* BEGIN INFORMATION PROVIDED *
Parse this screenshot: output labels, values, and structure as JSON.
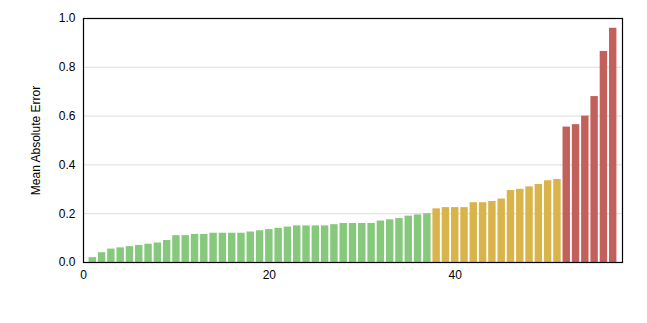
{
  "chart_data": {
    "type": "bar",
    "y_label": "Mean Absolute Error",
    "x": [
      1,
      2,
      3,
      4,
      5,
      6,
      7,
      8,
      9,
      10,
      11,
      12,
      13,
      14,
      15,
      16,
      17,
      18,
      19,
      20,
      21,
      22,
      23,
      24,
      25,
      26,
      27,
      28,
      29,
      30,
      31,
      32,
      33,
      34,
      35,
      36,
      37,
      38,
      39,
      40,
      41,
      42,
      43,
      44,
      45,
      46,
      47,
      48,
      49,
      50,
      51,
      52,
      53,
      54,
      55,
      56,
      57
    ],
    "values": [
      0.02,
      0.04,
      0.055,
      0.06,
      0.065,
      0.07,
      0.075,
      0.08,
      0.09,
      0.11,
      0.11,
      0.115,
      0.115,
      0.12,
      0.12,
      0.12,
      0.12,
      0.125,
      0.13,
      0.135,
      0.14,
      0.145,
      0.15,
      0.15,
      0.15,
      0.15,
      0.155,
      0.16,
      0.16,
      0.16,
      0.16,
      0.17,
      0.175,
      0.18,
      0.19,
      0.195,
      0.2,
      0.22,
      0.225,
      0.225,
      0.225,
      0.245,
      0.245,
      0.25,
      0.26,
      0.295,
      0.3,
      0.31,
      0.32,
      0.335,
      0.34,
      0.555,
      0.565,
      0.6,
      0.68,
      0.865,
      0.96
    ],
    "colors": [
      "#86c97c",
      "#86c97c",
      "#86c97c",
      "#86c97c",
      "#86c97c",
      "#86c97c",
      "#86c97c",
      "#86c97c",
      "#86c97c",
      "#86c97c",
      "#86c97c",
      "#86c97c",
      "#86c97c",
      "#86c97c",
      "#86c97c",
      "#86c97c",
      "#86c97c",
      "#86c97c",
      "#86c97c",
      "#86c97c",
      "#86c97c",
      "#86c97c",
      "#86c97c",
      "#86c97c",
      "#86c97c",
      "#86c97c",
      "#86c97c",
      "#86c97c",
      "#86c97c",
      "#86c97c",
      "#86c97c",
      "#86c97c",
      "#86c97c",
      "#86c97c",
      "#86c97c",
      "#86c97c",
      "#86c97c",
      "#d9b44a",
      "#d9b44a",
      "#d9b44a",
      "#d9b44a",
      "#d9b44a",
      "#d9b44a",
      "#d9b44a",
      "#d9b44a",
      "#d9b44a",
      "#d9b44a",
      "#d9b44a",
      "#d9b44a",
      "#d9b44a",
      "#d9b44a",
      "#c4605b",
      "#c4605b",
      "#c4605b",
      "#c4605b",
      "#c4605b",
      "#c4605b"
    ],
    "xlim": [
      0,
      58
    ],
    "xticks": [
      0,
      20,
      40
    ],
    "ylim": [
      0,
      1
    ],
    "yticks": [
      0,
      0.2,
      0.4,
      0.6,
      0.8,
      1
    ],
    "grid": true
  }
}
* END INFORMATION PROVIDED *
> **AIM OF THE TASK**: Read through the lines above and collect those that contain the string "values".

> **FINISHED ANSWER**:
Parse this screenshot: output labels, values, and structure as JSON.
    "values": [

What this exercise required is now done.